EXERCISE: Write out the whole listing exactly as it stands.

>> START RAW RECORDS

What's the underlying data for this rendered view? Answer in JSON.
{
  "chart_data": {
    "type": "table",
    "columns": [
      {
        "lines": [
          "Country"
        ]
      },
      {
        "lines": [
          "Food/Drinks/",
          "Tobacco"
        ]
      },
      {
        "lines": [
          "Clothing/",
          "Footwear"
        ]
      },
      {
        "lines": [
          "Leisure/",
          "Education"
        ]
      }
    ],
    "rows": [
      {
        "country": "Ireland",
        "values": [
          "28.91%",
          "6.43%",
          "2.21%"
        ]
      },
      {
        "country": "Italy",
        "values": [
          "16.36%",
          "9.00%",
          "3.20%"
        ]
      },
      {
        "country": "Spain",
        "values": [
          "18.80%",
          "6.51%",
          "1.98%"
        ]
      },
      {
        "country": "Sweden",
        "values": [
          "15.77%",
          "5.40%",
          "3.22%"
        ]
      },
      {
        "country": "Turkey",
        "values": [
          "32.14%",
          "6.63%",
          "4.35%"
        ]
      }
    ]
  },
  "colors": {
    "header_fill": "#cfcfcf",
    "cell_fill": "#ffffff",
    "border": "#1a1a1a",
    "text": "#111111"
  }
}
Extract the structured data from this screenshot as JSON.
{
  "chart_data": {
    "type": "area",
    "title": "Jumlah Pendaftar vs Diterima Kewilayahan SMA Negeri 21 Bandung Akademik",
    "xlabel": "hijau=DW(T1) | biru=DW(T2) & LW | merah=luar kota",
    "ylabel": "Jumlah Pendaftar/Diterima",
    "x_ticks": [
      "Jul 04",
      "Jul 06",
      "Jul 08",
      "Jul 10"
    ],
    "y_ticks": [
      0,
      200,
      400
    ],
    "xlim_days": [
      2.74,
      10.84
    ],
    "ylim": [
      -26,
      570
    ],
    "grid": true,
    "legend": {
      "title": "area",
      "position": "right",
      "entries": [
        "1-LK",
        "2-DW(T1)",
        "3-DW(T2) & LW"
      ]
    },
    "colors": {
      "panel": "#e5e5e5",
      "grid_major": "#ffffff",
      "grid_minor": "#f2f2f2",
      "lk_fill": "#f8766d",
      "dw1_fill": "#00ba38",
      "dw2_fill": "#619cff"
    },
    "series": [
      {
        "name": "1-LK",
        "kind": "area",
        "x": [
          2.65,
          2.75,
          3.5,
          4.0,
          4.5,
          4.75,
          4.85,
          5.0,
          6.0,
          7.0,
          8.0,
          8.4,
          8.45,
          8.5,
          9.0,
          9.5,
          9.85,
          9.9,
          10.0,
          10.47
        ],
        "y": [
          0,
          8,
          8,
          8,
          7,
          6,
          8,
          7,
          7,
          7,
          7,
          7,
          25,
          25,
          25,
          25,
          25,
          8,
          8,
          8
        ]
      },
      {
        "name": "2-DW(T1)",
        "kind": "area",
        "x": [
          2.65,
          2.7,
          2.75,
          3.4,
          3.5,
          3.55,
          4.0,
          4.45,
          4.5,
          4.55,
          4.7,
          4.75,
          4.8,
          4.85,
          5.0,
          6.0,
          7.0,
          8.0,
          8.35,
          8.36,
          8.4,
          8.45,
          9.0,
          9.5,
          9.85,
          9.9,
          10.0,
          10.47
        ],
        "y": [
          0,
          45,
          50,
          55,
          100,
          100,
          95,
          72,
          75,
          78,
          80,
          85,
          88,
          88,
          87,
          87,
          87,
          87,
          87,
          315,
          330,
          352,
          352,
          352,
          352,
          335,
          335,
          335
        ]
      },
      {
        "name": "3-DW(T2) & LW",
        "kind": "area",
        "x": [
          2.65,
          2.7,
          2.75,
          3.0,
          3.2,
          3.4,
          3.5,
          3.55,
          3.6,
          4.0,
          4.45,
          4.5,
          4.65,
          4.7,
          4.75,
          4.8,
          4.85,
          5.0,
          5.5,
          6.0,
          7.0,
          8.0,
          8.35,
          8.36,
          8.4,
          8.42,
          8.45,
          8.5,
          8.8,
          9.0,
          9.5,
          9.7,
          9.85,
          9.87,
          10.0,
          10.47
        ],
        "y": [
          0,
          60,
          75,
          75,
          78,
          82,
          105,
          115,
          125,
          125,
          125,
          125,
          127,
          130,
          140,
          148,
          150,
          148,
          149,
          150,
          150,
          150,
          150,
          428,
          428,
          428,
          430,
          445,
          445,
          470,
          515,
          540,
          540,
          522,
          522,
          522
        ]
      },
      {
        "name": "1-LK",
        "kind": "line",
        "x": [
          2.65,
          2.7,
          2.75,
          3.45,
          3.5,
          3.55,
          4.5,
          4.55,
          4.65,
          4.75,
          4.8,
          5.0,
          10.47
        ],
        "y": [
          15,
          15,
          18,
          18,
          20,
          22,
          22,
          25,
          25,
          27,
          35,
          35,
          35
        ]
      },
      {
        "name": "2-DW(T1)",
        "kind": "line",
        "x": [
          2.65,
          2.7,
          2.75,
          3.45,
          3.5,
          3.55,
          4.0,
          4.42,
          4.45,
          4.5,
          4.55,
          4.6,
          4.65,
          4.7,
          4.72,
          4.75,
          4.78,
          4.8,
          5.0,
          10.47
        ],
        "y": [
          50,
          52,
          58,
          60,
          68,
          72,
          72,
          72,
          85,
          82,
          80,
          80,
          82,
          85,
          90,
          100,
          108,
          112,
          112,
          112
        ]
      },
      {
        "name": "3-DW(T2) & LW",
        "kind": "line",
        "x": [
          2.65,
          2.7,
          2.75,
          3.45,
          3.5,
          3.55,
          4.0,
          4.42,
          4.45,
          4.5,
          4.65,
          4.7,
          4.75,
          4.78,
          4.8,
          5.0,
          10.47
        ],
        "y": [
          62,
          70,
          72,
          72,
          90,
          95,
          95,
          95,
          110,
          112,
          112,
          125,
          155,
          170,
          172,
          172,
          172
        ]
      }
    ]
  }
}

>> END RAW RECORDS

RESPONSE TO THIS EXERCISE:
What's the underlying data for this rendered view? Answer in JSON.
{
  "chart_data": {
    "type": "table",
    "columns": [
      {
        "lines": [
          "Country"
        ]
      },
      {
        "lines": [
          "Food/Drinks/",
          "Tobacco"
        ]
      },
      {
        "lines": [
          "Clothing/",
          "Footwear"
        ]
      },
      {
        "lines": [
          "Leisure/",
          "Education"
        ]
      }
    ],
    "rows": [
      {
        "country": "Ireland",
        "values": [
          "28.91%",
          "6.43%",
          "2.21%"
        ]
      },
      {
        "country": "Italy",
        "values": [
          "16.36%",
          "9.00%",
          "3.20%"
        ]
      },
      {
        "country": "Spain",
        "values": [
          "18.80%",
          "6.51%",
          "1.98%"
        ]
      },
      {
        "country": "Sweden",
        "values": [
          "15.77%",
          "5.40%",
          "3.22%"
        ]
      },
      {
        "country": "Turkey",
        "values": [
          "32.14%",
          "6.63%",
          "4.35%"
        ]
      }
    ]
  },
  "colors": {
    "header_fill": "#cfcfcf",
    "cell_fill": "#ffffff",
    "border": "#1a1a1a",
    "text": "#111111"
  }
}
Extract the structured data from this screenshot as JSON.
{
  "chart_data": {
    "type": "area",
    "title": "Jumlah Pendaftar vs Diterima Kewilayahan SMA Negeri 21 Bandung Akademik",
    "xlabel": "hijau=DW(T1) | biru=DW(T2) & LW | merah=luar kota",
    "ylabel": "Jumlah Pendaftar/Diterima",
    "x_ticks": [
      "Jul 04",
      "Jul 06",
      "Jul 08",
      "Jul 10"
    ],
    "y_ticks": [
      0,
      200,
      400
    ],
    "xlim_days": [
      2.74,
      10.84
    ],
    "ylim": [
      -26,
      570
    ],
    "grid": true,
    "legend": {
      "title": "area",
      "position": "right",
      "entries": [
        "1-LK",
        "2-DW(T1)",
        "3-DW(T2) & LW"
      ]
    },
    "colors": {
      "panel": "#e5e5e5",
      "grid_major": "#ffffff",
      "grid_minor": "#f2f2f2",
      "lk_fill": "#f8766d",
      "dw1_fill": "#00ba38",
      "dw2_fill": "#619cff"
    },
    "series": [
      {
        "name": "1-LK",
        "kind": "area",
        "x": [
          2.65,
          2.75,
          3.5,
          4.0,
          4.5,
          4.75,
          4.85,
          5.0,
          6.0,
          7.0,
          8.0,
          8.4,
          8.45,
          8.5,
          9.0,
          9.5,
          9.85,
          9.9,
          10.0,
          10.47
        ],
        "y": [
          0,
          8,
          8,
          8,
          7,
          6,
          8,
          7,
          7,
          7,
          7,
          7,
          25,
          25,
          25,
          25,
          25,
          8,
          8,
          8
        ]
      },
      {
        "name": "2-DW(T1)",
        "kind": "area",
        "x": [
          2.65,
          2.7,
          2.75,
          3.4,
          3.5,
          3.55,
          4.0,
          4.45,
          4.5,
          4.55,
          4.7,
          4.75,
          4.8,
          4.85,
          5.0,
          6.0,
          7.0,
          8.0,
          8.35,
          8.36,
          8.4,
          8.45,
          9.0,
          9.5,
          9.85,
          9.9,
          10.0,
          10.47
        ],
        "y": [
          0,
          45,
          50,
          55,
          100,
          100,
          95,
          72,
          75,
          78,
          80,
          85,
          88,
          88,
          87,
          87,
          87,
          87,
          87,
          315,
          330,
          352,
          352,
          352,
          352,
          335,
          335,
          335
        ]
      },
      {
        "name": "3-DW(T2) & LW",
        "kind": "area",
        "x": [
          2.65,
          2.7,
          2.75,
          3.0,
          3.2,
          3.4,
          3.5,
          3.55,
          3.6,
          4.0,
          4.45,
          4.5,
          4.65,
          4.7,
          4.75,
          4.8,
          4.85,
          5.0,
          5.5,
          6.0,
          7.0,
          8.0,
          8.35,
          8.36,
          8.4,
          8.42,
          8.45,
          8.5,
          8.8,
          9.0,
          9.5,
          9.7,
          9.85,
          9.87,
          10.0,
          10.47
        ],
        "y": [
          0,
          60,
          75,
          75,
          78,
          82,
          105,
          115,
          125,
          125,
          125,
          125,
          127,
          130,
          140,
          148,
          150,
          148,
          149,
          150,
          150,
          150,
          150,
          428,
          428,
          428,
          430,
          445,
          445,
          470,
          515,
          540,
          540,
          522,
          522,
          522
        ]
      },
      {
        "name": "1-LK",
        "kind": "line",
        "x": [
          2.65,
          2.7,
          2.75,
          3.45,
          3.5,
          3.55,
          4.5,
          4.55,
          4.65,
          4.75,
          4.8,
          5.0,
          10.47
        ],
        "y": [
          15,
          15,
          18,
          18,
          20,
          22,
          22,
          25,
          25,
          27,
          35,
          35,
          35
        ]
      },
      {
        "name": "2-DW(T1)",
        "kind": "line",
        "x": [
          2.65,
          2.7,
          2.75,
          3.45,
          3.5,
          3.55,
          4.0,
          4.42,
          4.45,
          4.5,
          4.55,
          4.6,
          4.65,
          4.7,
          4.72,
          4.75,
          4.78,
          4.8,
          5.0,
          10.47
        ],
        "y": [
          50,
          52,
          58,
          60,
          68,
          72,
          72,
          72,
          85,
          82,
          80,
          80,
          82,
          85,
          90,
          100,
          108,
          112,
          112,
          112
        ]
      },
      {
        "name": "3-DW(T2) & LW",
        "kind": "line",
        "x": [
          2.65,
          2.7,
          2.75,
          3.45,
          3.5,
          3.55,
          4.0,
          4.42,
          4.45,
          4.5,
          4.65,
          4.7,
          4.75,
          4.78,
          4.8,
          5.0,
          10.47
        ],
        "y": [
          62,
          70,
          72,
          72,
          90,
          95,
          95,
          95,
          110,
          112,
          112,
          125,
          155,
          170,
          172,
          172,
          172
        ]
      }
    ]
  }
}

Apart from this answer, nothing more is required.